▶ **Figure dataset records**
■ ■ ■ ■ ■ ■ ■

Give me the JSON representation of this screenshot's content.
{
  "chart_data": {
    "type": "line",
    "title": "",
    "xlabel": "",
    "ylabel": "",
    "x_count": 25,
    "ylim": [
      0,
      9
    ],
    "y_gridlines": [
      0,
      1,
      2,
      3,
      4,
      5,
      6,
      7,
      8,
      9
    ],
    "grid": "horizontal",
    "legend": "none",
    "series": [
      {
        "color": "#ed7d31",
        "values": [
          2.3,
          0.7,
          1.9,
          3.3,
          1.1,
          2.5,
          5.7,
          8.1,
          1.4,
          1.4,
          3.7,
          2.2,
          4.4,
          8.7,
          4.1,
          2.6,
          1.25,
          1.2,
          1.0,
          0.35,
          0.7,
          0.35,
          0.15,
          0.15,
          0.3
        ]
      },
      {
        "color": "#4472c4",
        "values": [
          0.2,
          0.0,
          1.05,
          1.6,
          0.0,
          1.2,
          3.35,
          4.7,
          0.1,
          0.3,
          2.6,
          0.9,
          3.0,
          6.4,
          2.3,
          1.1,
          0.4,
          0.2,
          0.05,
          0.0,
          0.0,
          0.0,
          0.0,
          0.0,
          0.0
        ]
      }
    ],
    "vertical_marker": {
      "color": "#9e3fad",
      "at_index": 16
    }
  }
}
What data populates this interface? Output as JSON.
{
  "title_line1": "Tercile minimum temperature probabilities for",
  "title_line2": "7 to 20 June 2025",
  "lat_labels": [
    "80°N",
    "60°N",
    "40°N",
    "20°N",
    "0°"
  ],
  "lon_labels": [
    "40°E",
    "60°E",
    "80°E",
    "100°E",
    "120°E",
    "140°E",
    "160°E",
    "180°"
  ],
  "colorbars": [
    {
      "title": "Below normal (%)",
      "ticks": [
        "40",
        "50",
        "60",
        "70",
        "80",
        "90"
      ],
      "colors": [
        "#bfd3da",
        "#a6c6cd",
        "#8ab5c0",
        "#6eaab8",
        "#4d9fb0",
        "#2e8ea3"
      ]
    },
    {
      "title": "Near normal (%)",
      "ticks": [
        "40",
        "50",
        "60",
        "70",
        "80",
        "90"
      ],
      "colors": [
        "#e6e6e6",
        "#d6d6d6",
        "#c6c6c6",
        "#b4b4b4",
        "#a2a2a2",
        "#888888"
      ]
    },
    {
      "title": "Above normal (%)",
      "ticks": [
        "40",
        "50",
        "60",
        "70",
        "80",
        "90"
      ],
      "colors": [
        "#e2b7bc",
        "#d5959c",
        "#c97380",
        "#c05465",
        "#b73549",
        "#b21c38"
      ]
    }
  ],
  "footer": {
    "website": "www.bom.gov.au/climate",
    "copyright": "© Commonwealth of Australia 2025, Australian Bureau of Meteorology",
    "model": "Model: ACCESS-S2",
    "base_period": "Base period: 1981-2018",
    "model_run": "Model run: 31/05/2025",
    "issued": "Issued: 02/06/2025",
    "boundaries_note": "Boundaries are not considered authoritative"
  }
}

■ ■ ■ ■ ■ ■ ■

Recite the full listing above exactly.

Give me the JSON representation of this screenshot's content.
{
  "chart_data": {
    "type": "line",
    "title": "",
    "xlabel": "",
    "ylabel": "",
    "x_count": 25,
    "ylim": [
      0,
      9
    ],
    "y_gridlines": [
      0,
      1,
      2,
      3,
      4,
      5,
      6,
      7,
      8,
      9
    ],
    "grid": "horizontal",
    "legend": "none",
    "series": [
      {
        "color": "#ed7d31",
        "values": [
          2.3,
          0.7,
          1.9,
          3.3,
          1.1,
          2.5,
          5.7,
          8.1,
          1.4,
          1.4,
          3.7,
          2.2,
          4.4,
          8.7,
          4.1,
          2.6,
          1.25,
          1.2,
          1.0,
          0.35,
          0.7,
          0.35,
          0.15,
          0.15,
          0.3
        ]
      },
      {
        "color": "#4472c4",
        "values": [
          0.2,
          0.0,
          1.05,
          1.6,
          0.0,
          1.2,
          3.35,
          4.7,
          0.1,
          0.3,
          2.6,
          0.9,
          3.0,
          6.4,
          2.3,
          1.1,
          0.4,
          0.2,
          0.05,
          0.0,
          0.0,
          0.0,
          0.0,
          0.0,
          0.0
        ]
      }
    ],
    "vertical_marker": {
      "color": "#9e3fad",
      "at_index": 16
    }
  }
}
What data populates this interface? Output as JSON.
{
  "title_line1": "Tercile minimum temperature probabilities for",
  "title_line2": "7 to 20 June 2025",
  "lat_labels": [
    "80°N",
    "60°N",
    "40°N",
    "20°N",
    "0°"
  ],
  "lon_labels": [
    "40°E",
    "60°E",
    "80°E",
    "100°E",
    "120°E",
    "140°E",
    "160°E",
    "180°"
  ],
  "colorbars": [
    {
      "title": "Below normal (%)",
      "ticks": [
        "40",
        "50",
        "60",
        "70",
        "80",
        "90"
      ],
      "colors": [
        "#bfd3da",
        "#a6c6cd",
        "#8ab5c0",
        "#6eaab8",
        "#4d9fb0",
        "#2e8ea3"
      ]
    },
    {
      "title": "Near normal (%)",
      "ticks": [
        "40",
        "50",
        "60",
        "70",
        "80",
        "90"
      ],
      "colors": [
        "#e6e6e6",
        "#d6d6d6",
        "#c6c6c6",
        "#b4b4b4",
        "#a2a2a2",
        "#888888"
      ]
    },
    {
      "title": "Above normal (%)",
      "ticks": [
        "40",
        "50",
        "60",
        "70",
        "80",
        "90"
      ],
      "colors": [
        "#e2b7bc",
        "#d5959c",
        "#c97380",
        "#c05465",
        "#b73549",
        "#b21c38"
      ]
    }
  ],
  "footer": {
    "website": "www.bom.gov.au/climate",
    "copyright": "© Commonwealth of Australia 2025, Australian Bureau of Meteorology",
    "model": "Model: ACCESS-S2",
    "base_period": "Base period: 1981-2018",
    "model_run": "Model run: 31/05/2025",
    "issued": "Issued: 02/06/2025",
    "boundaries_note": "Boundaries are not considered authoritative"
  }
}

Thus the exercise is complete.